Dataset entries on figures:
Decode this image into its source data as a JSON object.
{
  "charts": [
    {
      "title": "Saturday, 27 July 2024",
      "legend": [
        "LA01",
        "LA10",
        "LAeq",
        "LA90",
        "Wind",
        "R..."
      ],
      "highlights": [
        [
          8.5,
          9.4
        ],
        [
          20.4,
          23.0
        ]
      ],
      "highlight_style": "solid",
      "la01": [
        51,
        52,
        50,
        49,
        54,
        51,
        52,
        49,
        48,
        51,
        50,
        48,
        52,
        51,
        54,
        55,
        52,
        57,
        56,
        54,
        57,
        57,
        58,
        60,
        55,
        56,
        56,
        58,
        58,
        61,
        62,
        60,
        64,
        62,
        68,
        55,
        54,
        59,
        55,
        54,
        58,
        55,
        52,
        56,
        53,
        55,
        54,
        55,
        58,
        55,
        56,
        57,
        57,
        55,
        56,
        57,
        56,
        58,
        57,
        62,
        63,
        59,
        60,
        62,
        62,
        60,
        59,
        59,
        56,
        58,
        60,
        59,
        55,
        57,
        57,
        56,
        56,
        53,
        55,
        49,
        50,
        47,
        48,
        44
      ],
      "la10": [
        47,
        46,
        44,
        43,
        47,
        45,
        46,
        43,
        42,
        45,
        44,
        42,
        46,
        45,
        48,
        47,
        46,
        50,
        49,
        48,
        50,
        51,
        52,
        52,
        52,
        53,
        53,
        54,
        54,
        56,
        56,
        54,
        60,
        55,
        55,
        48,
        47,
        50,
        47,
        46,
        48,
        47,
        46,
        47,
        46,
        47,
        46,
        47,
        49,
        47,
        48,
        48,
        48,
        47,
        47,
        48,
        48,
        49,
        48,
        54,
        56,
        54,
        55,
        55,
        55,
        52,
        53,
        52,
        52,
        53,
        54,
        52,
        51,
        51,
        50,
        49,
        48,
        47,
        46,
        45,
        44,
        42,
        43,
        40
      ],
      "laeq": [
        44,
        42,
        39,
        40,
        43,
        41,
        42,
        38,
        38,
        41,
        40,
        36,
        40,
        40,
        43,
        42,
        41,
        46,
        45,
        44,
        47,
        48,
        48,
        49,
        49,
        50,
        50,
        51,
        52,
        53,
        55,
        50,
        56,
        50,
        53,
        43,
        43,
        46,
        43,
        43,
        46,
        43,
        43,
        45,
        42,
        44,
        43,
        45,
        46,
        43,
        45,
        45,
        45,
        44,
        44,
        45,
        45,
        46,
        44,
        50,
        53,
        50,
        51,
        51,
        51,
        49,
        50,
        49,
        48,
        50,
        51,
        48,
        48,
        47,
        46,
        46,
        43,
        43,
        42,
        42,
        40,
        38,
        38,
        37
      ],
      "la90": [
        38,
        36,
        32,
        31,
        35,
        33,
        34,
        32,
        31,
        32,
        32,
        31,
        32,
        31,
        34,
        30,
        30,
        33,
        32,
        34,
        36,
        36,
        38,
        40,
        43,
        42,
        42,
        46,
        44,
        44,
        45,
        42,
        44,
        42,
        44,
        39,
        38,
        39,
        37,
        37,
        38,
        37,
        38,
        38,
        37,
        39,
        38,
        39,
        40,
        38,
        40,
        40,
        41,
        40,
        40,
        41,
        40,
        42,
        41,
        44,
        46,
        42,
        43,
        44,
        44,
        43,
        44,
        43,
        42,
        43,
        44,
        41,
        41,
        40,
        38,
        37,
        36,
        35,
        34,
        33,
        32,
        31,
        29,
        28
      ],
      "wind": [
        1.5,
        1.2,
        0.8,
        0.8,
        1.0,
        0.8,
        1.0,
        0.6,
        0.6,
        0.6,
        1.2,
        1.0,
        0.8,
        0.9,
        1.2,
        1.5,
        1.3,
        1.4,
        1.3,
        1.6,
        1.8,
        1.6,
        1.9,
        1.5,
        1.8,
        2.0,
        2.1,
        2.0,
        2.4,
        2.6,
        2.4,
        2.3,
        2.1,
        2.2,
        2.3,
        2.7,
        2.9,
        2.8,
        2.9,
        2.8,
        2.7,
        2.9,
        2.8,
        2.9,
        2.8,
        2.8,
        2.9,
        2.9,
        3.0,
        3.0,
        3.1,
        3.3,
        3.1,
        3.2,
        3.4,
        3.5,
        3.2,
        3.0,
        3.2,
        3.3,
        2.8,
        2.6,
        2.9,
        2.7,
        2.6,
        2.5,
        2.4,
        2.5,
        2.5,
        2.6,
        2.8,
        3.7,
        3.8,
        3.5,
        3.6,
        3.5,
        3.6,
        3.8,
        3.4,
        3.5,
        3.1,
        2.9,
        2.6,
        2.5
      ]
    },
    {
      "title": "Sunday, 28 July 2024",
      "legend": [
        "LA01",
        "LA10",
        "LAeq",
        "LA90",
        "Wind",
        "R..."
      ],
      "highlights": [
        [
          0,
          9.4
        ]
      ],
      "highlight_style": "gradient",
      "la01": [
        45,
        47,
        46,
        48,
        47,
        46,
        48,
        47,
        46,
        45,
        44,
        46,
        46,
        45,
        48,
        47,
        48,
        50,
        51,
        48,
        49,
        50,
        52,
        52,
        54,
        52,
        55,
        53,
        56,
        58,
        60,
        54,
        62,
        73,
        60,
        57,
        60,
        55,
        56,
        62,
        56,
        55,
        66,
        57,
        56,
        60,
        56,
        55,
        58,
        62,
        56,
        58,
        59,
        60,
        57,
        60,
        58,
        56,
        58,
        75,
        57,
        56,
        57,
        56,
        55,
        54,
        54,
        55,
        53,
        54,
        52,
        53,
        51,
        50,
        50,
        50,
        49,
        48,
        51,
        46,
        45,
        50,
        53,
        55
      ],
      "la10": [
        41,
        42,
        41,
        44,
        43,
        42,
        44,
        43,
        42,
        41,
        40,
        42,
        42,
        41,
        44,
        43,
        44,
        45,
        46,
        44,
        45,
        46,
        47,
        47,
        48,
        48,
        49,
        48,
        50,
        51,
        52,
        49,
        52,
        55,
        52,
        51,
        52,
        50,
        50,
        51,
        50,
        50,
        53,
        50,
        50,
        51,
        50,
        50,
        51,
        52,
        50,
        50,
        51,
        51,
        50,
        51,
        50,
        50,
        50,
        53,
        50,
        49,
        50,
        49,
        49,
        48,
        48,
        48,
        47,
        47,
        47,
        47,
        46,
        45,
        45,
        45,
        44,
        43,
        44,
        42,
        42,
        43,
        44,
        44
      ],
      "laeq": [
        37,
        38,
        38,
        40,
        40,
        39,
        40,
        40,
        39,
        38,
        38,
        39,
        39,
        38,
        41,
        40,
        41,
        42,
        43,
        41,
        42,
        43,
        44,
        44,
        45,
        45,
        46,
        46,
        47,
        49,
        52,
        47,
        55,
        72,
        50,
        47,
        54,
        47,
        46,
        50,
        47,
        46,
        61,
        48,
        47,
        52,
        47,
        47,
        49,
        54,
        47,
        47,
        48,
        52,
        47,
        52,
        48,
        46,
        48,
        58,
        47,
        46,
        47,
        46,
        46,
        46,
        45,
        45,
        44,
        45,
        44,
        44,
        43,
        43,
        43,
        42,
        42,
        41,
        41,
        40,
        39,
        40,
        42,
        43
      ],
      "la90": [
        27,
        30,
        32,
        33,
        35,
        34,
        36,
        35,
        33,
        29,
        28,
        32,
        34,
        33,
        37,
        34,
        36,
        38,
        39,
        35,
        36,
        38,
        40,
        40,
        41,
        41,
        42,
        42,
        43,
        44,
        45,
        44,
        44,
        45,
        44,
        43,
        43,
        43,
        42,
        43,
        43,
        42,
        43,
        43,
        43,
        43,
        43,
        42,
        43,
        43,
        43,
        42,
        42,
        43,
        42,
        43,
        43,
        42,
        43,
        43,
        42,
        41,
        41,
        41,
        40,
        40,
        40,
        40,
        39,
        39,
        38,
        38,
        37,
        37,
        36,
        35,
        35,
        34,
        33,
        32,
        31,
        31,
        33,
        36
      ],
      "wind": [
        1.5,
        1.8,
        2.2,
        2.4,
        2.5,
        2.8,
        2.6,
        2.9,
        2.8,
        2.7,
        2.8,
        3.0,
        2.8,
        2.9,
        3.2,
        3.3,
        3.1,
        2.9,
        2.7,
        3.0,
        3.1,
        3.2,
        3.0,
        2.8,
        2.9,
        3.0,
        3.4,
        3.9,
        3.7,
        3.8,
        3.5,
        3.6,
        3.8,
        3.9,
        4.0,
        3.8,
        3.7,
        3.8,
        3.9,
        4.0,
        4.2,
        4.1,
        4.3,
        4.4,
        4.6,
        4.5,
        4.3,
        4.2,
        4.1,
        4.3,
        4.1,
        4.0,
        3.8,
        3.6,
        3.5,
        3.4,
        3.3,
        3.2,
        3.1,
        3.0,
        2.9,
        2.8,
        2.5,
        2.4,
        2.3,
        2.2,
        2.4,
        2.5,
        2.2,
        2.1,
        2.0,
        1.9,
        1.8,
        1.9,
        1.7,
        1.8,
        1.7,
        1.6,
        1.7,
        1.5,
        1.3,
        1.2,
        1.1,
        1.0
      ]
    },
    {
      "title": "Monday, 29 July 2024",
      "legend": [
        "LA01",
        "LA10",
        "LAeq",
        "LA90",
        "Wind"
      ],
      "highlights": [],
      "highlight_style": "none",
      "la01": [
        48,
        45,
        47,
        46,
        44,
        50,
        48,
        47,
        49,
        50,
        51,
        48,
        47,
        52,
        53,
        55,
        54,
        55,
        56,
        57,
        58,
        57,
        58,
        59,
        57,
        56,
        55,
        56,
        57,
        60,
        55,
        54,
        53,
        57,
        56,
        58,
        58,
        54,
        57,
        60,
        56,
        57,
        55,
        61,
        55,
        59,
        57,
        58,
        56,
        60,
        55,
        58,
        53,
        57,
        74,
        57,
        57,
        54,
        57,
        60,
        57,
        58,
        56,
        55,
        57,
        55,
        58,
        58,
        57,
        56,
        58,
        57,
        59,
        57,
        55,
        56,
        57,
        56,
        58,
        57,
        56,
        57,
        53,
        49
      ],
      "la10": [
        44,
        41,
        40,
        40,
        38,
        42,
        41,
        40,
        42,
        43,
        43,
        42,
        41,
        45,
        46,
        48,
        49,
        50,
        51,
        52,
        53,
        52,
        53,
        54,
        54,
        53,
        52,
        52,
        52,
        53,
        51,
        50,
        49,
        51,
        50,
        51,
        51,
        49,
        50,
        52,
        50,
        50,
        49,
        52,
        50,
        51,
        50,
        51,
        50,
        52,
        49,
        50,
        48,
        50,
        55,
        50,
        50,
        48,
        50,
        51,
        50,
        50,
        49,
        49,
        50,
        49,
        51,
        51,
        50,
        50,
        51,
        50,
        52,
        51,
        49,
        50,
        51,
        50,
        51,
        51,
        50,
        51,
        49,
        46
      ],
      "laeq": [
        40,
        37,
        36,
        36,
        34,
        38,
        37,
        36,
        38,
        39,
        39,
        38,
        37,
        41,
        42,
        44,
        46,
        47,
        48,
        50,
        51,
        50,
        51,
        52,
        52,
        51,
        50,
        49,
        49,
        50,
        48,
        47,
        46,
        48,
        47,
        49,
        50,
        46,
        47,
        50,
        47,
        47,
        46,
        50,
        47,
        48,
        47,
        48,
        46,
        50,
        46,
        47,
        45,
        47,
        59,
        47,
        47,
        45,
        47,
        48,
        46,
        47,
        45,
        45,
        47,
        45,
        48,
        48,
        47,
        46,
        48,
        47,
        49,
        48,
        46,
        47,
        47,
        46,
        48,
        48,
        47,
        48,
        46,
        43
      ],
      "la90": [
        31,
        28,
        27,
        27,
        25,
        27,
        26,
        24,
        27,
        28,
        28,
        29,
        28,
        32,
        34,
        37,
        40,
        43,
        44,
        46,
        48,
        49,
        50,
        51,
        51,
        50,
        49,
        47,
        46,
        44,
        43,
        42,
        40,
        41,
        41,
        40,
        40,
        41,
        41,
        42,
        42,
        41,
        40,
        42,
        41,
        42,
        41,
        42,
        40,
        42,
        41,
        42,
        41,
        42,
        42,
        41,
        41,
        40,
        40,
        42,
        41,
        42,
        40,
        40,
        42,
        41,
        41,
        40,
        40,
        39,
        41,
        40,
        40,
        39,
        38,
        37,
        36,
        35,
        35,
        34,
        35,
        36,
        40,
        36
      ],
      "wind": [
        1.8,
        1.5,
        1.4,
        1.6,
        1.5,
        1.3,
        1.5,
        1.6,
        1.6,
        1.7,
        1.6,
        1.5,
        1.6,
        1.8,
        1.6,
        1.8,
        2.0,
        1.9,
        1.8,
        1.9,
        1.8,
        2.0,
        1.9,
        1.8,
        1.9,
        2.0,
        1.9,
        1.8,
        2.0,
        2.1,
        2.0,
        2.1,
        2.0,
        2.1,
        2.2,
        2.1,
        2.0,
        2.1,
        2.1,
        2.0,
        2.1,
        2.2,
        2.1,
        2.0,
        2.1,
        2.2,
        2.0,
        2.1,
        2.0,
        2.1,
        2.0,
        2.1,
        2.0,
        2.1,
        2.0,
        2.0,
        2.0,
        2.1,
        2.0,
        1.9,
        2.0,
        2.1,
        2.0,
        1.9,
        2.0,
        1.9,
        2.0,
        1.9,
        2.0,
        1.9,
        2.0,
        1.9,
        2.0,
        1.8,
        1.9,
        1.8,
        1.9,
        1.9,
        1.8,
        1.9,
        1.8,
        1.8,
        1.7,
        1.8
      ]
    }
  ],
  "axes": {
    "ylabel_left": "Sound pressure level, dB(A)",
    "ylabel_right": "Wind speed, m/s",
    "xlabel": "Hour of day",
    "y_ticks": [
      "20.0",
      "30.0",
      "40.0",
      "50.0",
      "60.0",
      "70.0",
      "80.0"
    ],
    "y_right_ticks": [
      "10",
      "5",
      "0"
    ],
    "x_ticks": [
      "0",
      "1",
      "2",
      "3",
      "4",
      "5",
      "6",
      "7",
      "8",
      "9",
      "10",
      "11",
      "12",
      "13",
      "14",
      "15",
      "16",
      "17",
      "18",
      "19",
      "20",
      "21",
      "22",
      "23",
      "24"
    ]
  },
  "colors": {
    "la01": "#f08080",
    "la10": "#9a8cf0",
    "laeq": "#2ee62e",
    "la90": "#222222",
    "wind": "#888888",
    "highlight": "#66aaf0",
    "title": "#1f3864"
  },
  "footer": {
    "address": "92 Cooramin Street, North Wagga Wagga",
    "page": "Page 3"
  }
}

**SHORT TASK**
Scan the listing above. Gather each line that contains the word "July".

**PROBLEM SOLUTION**
      "title": "Saturday, 27 July 2024",
      "title": "Sunday, 28 July 2024",
      "title": "Monday, 29 July 2024",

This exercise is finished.